» Supplied passage:
# Taurus 605 .357 as side arm in bear country



## Thamiel (Sep 22, 2011)

Hi everyone, i'm looking for some advice from some of you more experienced gun owners out there. As a backpacker and fishermen in western Montana bears are naturaly a concern of mine. I already carry a can of bear spray, but recently i have been shopping for a side arm to carry in addition to it. Does anyone have any experience with a Taurus 605? I'm interested in this gun because it is affordable, light weight, has a life time warranty, and fires .38 special rounds which i intend on practicing my shot with. It will be my first hand gun and i am hesitant to spend the money without a second opinion. In bear country i intend to keep it loaded with .357 buffalo bullets. I would go with a .44 but unfortunatly about $400 is my budget. Thanks!

-M


----------



## TedDeBearFrmHell (Jul 1, 2011)

any .357 mag and most sidearms are marginal for bear and in montana the odds of a grizzly encounter are much greater than elsewhere in the US except alaska.

short barreled 12guage with copper slugs is an excellent bear gun and in your price range if you buy used. if not, find a used 44 mag..... dont trust your life to having to make the perfect shot with a less than optimum caliber. better to be overarmed.


----------



## Thamiel (Sep 22, 2011)

I've been shopping all over. I'll certainly see what i can find. what other sort of things should i take into account for the most stopping power. Barrerl legnth? ammo type? Lions and people are also concerns, I go out alone frequently. I would love to find an affordable second hand S&W but so far nothing has caught my eye. In all reality use of the fire arm would be in an SOL last resort situation.
tumbleweed


----------



## denner (Jun 3, 2011)

A grizzly is a big tough animal, thick hide and bone. If you run into a sow with cubs beware. A357 magnum would be fine for Lion and people, but a grizzly is a different matter. Some say a 44 magnum is on the light side when faced with an attack with one of those critters. A 12 gauge with 3 inch or 3 1/2 inch slugs may be somewhat cumbersome but i'd feel a hell of alot more secure marching around in their territory than with a 357 magnum handgun w/ 125 grain bullets. If your going w/ a pistol I'd reccommend at least a 44 magnum.


----------



## SMann (Dec 11, 2008)

I would also agree with what has already been said. A long gun is the way to go in your situation. A 12 gauge shotgun is a great tool that would serve you well.


----------



## motts (Sep 6, 2011)

I'd say 44 magnum or 10mm minimum. Some say if you must use a .357, then use 180 gr. buffalo bore bullets. I plan on buying me a .454 Casull to use when I'm fishing up in Montana.


----------



## DanP_from_AZ (May 8, 2009)

motts said:


> I'd say 44 magnum or 10mm minimum. Some say if you must use a .357, then use 180 gr. buffalo bore bullets. I plan on buying me a .454 Casull to use when I'm fishing up in Montana.


Anybody who's been around here for a while knows my mountain/wilderness hiking gun is a Ruger SRH Alaskan snubby in .454 Casull.

» What you need to do:
Copy the section of the bear-country sidearm thread that starts at "any .357 mag" and ends at "US except alaska.", word for word.

» Extracted data:
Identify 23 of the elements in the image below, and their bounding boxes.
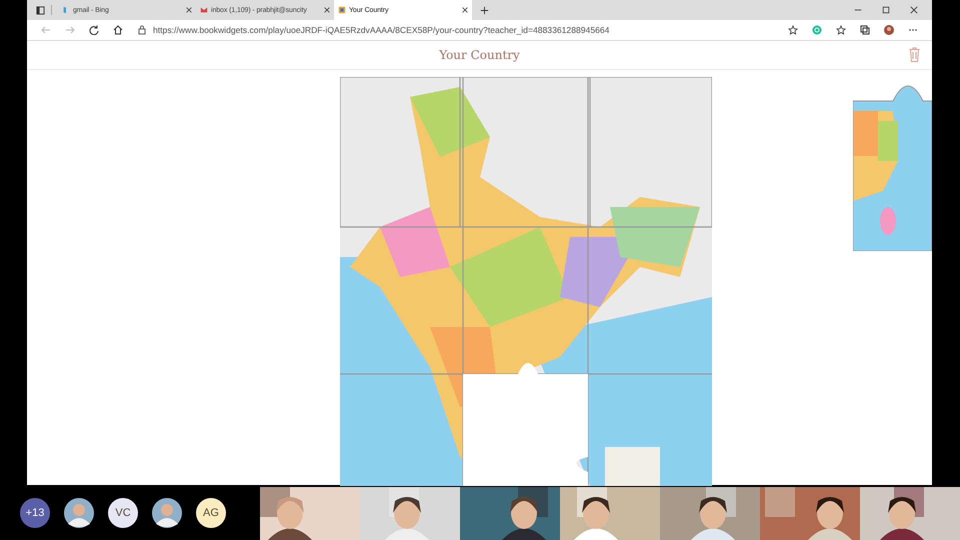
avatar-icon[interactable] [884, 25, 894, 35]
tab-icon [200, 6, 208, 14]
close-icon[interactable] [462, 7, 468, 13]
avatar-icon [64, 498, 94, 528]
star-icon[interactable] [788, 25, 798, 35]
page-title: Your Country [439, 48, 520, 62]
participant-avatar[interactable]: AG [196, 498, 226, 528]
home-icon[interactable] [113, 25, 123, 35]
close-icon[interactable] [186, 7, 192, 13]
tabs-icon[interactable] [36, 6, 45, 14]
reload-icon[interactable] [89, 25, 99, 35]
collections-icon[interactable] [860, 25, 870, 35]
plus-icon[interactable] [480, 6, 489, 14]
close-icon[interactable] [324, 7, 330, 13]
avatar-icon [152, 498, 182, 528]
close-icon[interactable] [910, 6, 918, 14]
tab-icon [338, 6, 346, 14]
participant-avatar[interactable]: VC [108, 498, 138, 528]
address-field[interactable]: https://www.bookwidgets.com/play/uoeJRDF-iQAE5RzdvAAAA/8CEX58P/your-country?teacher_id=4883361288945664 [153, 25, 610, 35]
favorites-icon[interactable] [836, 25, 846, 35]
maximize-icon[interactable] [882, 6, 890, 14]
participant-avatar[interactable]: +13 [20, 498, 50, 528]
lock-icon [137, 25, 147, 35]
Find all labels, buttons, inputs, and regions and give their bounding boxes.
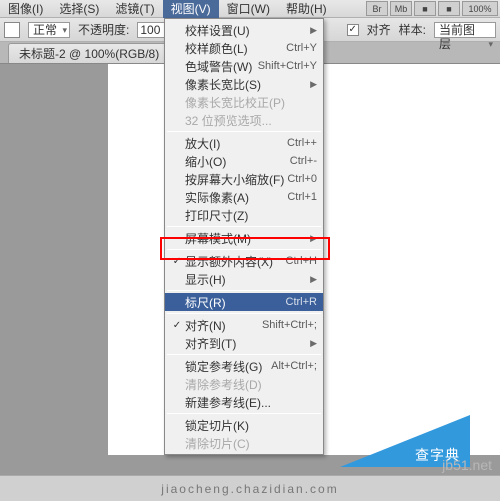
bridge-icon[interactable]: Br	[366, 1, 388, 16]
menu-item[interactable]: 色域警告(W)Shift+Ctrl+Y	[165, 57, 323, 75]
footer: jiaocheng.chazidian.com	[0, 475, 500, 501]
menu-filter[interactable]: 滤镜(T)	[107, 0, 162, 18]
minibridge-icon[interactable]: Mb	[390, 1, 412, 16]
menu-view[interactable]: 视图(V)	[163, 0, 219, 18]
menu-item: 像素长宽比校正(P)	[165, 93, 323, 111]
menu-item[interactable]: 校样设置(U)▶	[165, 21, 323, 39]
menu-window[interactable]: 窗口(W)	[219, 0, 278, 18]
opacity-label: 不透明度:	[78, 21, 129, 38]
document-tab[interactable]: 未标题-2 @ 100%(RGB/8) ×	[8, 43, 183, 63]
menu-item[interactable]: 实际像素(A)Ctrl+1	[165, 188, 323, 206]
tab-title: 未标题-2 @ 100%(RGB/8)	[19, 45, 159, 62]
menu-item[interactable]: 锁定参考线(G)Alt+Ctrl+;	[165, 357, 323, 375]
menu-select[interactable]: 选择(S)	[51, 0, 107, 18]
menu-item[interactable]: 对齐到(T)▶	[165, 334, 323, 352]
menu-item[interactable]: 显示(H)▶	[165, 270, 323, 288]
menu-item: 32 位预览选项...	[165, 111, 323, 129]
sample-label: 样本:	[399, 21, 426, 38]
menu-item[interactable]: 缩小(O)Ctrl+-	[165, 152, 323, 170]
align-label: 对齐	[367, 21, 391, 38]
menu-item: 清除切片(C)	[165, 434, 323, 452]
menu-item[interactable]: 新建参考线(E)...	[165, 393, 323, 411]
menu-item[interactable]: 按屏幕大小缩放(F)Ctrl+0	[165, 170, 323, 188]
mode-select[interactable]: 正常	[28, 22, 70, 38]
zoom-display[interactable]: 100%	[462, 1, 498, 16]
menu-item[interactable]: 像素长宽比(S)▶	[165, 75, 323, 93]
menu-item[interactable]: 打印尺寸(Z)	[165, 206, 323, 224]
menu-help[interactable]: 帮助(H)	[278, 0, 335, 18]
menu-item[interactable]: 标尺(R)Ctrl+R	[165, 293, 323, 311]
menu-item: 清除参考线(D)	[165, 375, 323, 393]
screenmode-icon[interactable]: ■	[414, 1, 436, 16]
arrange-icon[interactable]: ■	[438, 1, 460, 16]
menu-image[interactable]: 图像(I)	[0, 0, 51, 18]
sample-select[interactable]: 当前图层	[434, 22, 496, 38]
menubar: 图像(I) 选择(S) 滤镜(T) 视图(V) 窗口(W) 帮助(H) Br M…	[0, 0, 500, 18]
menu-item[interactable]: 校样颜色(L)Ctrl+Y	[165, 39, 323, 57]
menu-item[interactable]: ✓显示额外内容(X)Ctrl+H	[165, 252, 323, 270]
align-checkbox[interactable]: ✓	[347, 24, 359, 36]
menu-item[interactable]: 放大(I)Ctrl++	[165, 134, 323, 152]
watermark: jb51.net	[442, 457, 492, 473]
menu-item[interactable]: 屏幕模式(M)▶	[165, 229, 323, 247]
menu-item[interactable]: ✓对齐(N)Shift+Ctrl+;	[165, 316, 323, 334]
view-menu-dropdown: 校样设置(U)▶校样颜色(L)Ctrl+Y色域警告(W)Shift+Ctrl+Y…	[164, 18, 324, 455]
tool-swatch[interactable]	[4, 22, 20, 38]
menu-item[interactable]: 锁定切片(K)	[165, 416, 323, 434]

» Task result:
any .357 mag and most sidearms are marginal for bear and in montana the odds of a grizzly encounter are much greater than elsewhere in the US except alaska.